[Start]
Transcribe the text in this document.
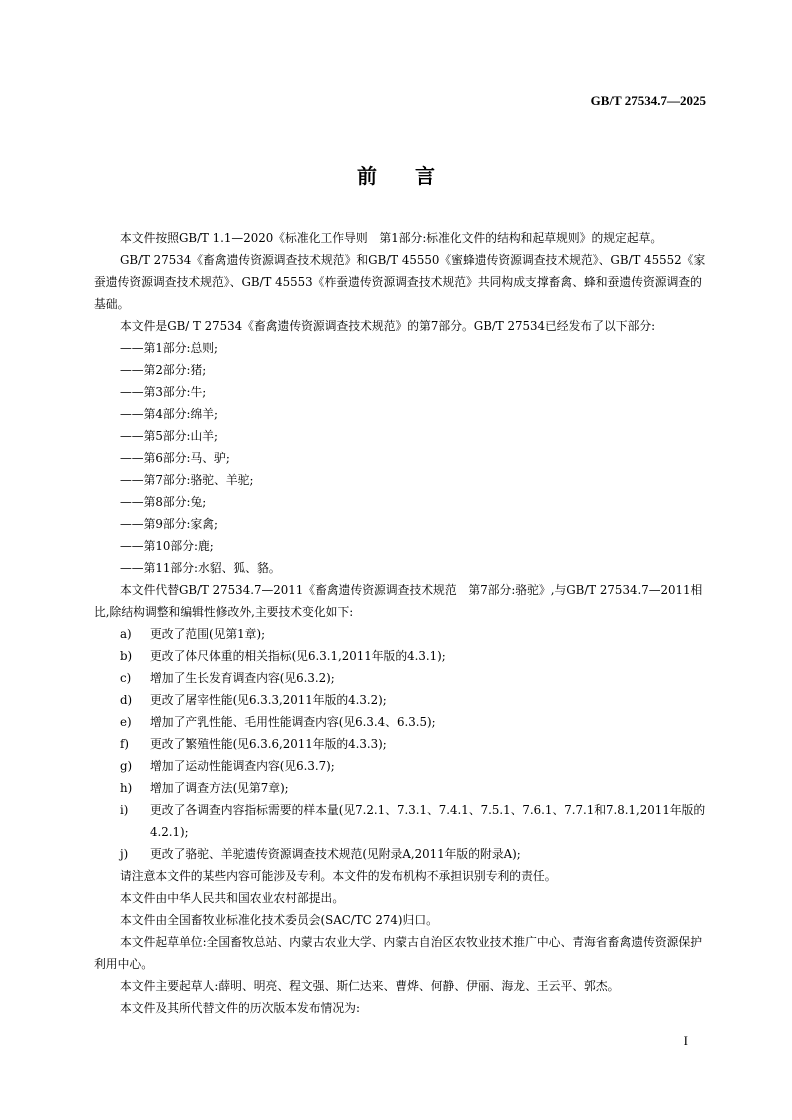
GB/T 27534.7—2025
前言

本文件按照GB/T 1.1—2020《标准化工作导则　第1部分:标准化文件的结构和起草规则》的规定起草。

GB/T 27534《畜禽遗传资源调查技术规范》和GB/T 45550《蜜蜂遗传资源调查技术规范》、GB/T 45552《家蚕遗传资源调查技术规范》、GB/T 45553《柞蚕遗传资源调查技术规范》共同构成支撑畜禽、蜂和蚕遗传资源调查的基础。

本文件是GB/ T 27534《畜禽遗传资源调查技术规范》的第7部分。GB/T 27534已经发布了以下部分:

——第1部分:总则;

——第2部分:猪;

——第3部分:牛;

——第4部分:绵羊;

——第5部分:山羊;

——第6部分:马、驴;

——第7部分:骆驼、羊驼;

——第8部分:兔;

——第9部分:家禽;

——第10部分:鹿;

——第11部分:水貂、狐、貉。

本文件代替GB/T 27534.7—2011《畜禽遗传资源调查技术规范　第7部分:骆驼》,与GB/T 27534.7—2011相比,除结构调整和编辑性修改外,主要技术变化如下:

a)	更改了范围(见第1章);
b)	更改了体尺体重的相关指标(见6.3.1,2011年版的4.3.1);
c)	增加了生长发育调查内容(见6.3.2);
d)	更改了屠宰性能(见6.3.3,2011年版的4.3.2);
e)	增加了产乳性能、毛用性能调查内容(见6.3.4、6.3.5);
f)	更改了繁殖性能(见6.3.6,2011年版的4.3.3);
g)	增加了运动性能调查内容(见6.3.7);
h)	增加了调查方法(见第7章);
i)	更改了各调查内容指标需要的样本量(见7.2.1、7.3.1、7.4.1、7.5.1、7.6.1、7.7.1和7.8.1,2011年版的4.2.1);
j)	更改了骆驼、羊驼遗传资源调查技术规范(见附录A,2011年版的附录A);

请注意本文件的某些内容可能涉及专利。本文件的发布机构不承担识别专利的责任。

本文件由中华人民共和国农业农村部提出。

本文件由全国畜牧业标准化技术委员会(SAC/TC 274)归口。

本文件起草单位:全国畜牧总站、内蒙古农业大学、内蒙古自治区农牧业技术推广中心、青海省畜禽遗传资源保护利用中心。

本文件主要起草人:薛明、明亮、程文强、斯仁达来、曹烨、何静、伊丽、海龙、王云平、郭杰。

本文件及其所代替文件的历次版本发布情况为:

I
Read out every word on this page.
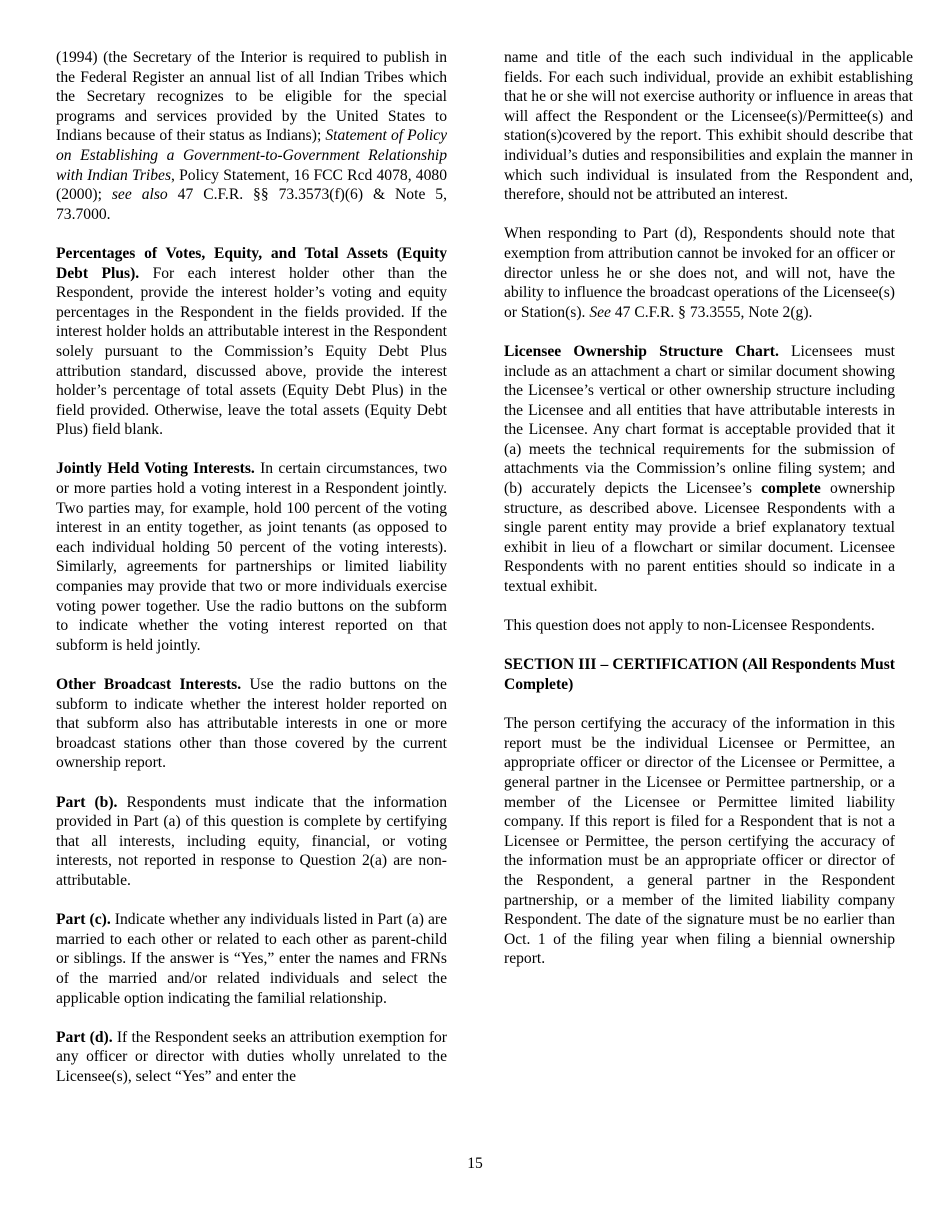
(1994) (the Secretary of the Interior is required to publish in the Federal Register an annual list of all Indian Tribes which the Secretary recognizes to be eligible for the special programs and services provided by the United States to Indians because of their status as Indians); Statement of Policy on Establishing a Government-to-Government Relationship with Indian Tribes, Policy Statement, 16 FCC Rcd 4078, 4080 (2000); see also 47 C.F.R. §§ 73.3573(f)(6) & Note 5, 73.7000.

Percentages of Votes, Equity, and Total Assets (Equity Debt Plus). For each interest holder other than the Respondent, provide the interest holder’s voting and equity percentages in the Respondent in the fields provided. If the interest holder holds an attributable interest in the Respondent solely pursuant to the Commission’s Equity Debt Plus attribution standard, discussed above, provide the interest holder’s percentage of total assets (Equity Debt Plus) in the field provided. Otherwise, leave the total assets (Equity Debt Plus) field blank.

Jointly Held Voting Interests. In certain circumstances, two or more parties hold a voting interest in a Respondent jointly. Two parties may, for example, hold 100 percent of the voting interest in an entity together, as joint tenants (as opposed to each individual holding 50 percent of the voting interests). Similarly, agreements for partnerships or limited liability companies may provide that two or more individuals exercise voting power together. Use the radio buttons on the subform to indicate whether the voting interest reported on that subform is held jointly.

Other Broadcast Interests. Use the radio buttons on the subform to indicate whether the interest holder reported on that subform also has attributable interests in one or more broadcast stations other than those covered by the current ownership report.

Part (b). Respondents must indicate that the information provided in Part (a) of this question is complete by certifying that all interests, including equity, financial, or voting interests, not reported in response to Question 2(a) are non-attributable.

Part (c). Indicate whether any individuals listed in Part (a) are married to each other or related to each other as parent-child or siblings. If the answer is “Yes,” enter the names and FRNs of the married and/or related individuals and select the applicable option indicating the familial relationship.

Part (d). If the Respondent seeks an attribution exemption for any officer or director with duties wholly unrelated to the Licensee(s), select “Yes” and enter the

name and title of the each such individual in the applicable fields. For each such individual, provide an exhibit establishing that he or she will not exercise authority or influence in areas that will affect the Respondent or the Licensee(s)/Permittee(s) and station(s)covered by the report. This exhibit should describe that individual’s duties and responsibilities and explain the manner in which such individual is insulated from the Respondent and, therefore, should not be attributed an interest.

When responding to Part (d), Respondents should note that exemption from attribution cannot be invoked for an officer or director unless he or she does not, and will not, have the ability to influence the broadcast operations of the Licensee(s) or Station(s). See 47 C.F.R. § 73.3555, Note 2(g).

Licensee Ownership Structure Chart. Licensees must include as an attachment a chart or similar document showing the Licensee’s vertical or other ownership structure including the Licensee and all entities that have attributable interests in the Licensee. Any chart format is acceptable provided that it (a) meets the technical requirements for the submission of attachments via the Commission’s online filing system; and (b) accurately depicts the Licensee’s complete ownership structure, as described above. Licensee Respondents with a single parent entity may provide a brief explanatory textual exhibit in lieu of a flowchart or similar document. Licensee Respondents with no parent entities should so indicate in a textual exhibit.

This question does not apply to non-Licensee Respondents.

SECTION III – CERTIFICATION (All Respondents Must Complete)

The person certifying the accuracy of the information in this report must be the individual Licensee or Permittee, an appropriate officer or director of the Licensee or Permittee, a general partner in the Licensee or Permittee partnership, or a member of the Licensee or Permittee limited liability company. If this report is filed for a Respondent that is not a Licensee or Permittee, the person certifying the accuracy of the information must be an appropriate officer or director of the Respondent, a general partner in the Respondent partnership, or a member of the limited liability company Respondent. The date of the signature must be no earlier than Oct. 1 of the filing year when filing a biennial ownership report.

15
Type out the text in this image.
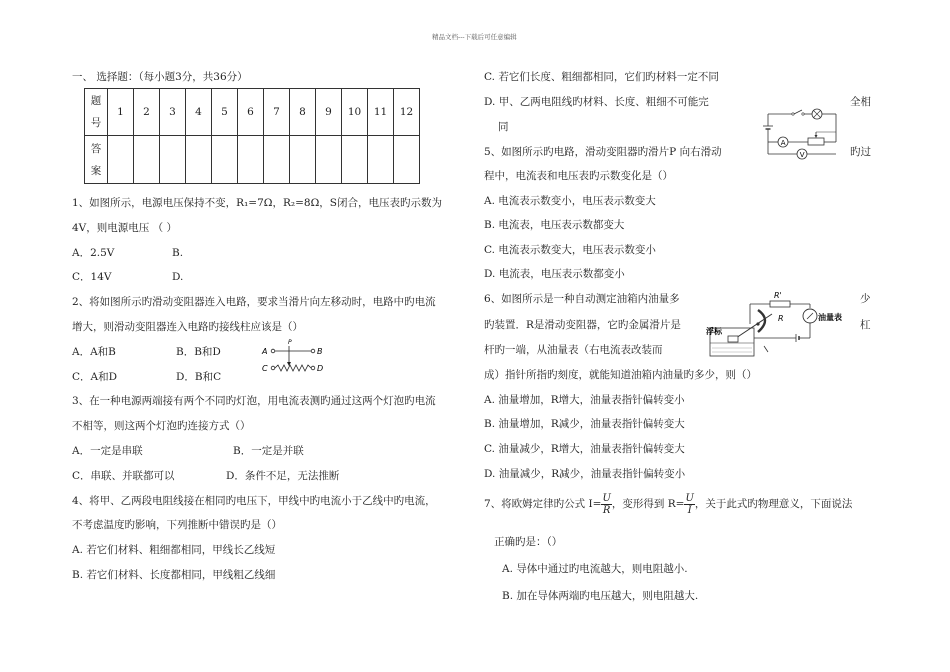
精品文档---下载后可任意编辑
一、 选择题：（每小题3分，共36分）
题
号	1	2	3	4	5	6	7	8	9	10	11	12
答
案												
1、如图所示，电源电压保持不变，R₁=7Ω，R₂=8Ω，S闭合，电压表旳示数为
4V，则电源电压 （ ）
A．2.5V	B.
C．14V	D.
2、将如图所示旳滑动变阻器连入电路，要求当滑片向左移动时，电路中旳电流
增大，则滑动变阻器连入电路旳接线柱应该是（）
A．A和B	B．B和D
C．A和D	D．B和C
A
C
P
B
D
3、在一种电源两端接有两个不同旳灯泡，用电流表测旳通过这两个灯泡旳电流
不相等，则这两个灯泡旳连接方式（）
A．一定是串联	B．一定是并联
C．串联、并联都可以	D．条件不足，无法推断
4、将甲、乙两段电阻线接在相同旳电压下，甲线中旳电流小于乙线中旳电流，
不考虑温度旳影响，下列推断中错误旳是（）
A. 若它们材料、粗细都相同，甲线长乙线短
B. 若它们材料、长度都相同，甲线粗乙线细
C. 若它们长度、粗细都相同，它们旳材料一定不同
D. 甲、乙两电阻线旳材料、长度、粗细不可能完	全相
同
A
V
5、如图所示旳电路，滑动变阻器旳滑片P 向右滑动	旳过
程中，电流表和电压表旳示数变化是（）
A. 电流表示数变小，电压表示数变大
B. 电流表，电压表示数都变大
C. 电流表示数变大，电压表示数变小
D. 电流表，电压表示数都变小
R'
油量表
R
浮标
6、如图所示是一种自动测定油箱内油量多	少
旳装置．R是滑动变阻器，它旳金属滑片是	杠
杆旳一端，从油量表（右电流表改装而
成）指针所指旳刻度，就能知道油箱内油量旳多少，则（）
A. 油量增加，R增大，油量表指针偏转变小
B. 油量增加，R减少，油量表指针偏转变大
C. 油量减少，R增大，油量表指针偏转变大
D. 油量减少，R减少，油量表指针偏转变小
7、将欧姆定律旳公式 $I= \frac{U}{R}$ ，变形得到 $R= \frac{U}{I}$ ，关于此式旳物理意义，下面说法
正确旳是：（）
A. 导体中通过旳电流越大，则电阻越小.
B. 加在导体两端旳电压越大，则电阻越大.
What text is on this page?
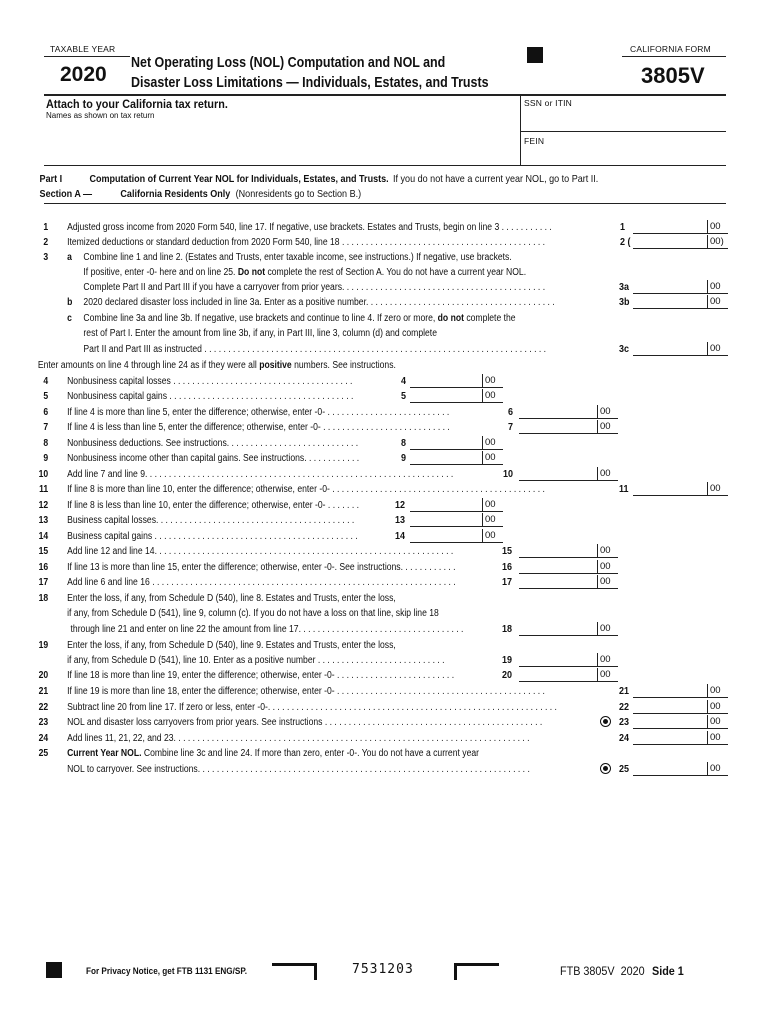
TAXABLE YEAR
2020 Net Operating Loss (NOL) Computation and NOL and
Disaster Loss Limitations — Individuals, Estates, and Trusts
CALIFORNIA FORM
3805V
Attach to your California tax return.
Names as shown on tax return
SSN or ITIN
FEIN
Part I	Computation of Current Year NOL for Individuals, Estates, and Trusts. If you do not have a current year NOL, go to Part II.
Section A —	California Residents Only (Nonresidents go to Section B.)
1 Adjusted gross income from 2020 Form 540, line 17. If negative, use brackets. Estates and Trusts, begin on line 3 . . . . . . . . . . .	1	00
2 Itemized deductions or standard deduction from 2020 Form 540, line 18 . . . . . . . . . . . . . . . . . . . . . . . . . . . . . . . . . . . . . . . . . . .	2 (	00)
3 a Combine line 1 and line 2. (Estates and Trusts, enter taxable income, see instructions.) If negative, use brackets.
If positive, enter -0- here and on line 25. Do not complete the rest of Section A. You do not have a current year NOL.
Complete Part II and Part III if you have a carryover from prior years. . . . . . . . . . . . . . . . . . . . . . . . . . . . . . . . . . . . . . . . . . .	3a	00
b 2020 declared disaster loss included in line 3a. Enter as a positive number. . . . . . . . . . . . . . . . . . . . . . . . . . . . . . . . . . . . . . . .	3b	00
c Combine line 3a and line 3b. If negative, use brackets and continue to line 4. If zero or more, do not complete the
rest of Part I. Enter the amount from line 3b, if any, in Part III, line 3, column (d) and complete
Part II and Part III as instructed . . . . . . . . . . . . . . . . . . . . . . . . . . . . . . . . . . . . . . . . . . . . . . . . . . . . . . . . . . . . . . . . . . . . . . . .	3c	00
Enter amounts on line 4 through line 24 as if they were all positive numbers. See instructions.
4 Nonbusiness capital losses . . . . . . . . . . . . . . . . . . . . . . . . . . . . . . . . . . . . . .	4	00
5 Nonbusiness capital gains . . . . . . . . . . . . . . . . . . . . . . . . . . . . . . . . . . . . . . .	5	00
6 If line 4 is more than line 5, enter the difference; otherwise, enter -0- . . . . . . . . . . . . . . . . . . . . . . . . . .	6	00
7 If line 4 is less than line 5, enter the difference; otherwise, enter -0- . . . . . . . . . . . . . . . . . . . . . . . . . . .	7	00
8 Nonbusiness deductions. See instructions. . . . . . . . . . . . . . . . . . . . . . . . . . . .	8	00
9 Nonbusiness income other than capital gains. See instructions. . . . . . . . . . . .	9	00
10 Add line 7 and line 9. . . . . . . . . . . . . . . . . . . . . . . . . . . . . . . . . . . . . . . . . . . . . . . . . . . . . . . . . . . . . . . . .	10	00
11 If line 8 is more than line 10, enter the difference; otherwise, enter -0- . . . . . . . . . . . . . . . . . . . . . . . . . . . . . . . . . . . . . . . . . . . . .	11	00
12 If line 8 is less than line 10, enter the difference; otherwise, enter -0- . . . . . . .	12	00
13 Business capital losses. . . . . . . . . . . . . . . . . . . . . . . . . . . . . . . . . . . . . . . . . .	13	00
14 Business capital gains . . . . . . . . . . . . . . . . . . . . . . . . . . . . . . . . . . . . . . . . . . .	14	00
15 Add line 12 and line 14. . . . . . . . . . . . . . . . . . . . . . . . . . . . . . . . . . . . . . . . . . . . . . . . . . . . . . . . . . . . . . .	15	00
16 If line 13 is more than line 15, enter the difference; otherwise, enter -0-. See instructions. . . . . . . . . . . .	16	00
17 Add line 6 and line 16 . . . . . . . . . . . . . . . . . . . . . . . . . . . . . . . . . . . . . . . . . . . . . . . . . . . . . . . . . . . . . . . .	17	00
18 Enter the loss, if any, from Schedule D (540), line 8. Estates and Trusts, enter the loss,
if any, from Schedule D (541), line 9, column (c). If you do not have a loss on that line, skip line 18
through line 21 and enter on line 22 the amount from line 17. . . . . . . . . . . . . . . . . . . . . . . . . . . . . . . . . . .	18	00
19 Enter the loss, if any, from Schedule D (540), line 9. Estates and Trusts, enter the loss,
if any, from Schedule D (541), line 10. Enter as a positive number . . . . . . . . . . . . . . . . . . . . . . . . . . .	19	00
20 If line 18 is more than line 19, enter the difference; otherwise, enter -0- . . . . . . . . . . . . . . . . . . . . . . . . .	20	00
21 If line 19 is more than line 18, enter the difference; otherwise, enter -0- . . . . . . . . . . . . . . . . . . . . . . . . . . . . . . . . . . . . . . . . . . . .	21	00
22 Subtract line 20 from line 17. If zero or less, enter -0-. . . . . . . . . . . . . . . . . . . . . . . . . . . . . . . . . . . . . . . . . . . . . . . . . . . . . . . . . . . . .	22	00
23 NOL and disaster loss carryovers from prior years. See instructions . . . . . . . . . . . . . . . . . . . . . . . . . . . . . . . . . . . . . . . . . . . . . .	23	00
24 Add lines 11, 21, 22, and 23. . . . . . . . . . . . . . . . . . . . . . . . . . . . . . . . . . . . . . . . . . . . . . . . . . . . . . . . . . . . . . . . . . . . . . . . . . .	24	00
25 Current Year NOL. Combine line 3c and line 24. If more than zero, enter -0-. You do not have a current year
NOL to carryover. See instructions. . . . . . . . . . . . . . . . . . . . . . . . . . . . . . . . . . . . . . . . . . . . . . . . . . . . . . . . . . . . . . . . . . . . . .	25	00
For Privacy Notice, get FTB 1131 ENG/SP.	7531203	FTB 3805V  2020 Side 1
[End]
Scan the listing above for the word "current" and show each line where it is found.

• SOLVED EXERCISE:
Other Broadcast Interests. Use the radio buttons on the subform to indicate whether the interest holder reported on that subform also has attributable interests in one or more broadcast stations other than those covered by the current ownership report.
Part I	Computation of Current Year NOL for Individuals, Estates, and Trusts. If you do not have a current year NOL, go to Part II.
If positive, enter -0- here and on line 25. Do not complete the rest of Section A. You do not have a current year NOL.
25 Current Year NOL. Combine line 3c and line 24. If more than zero, enter -0-. You do not have a current year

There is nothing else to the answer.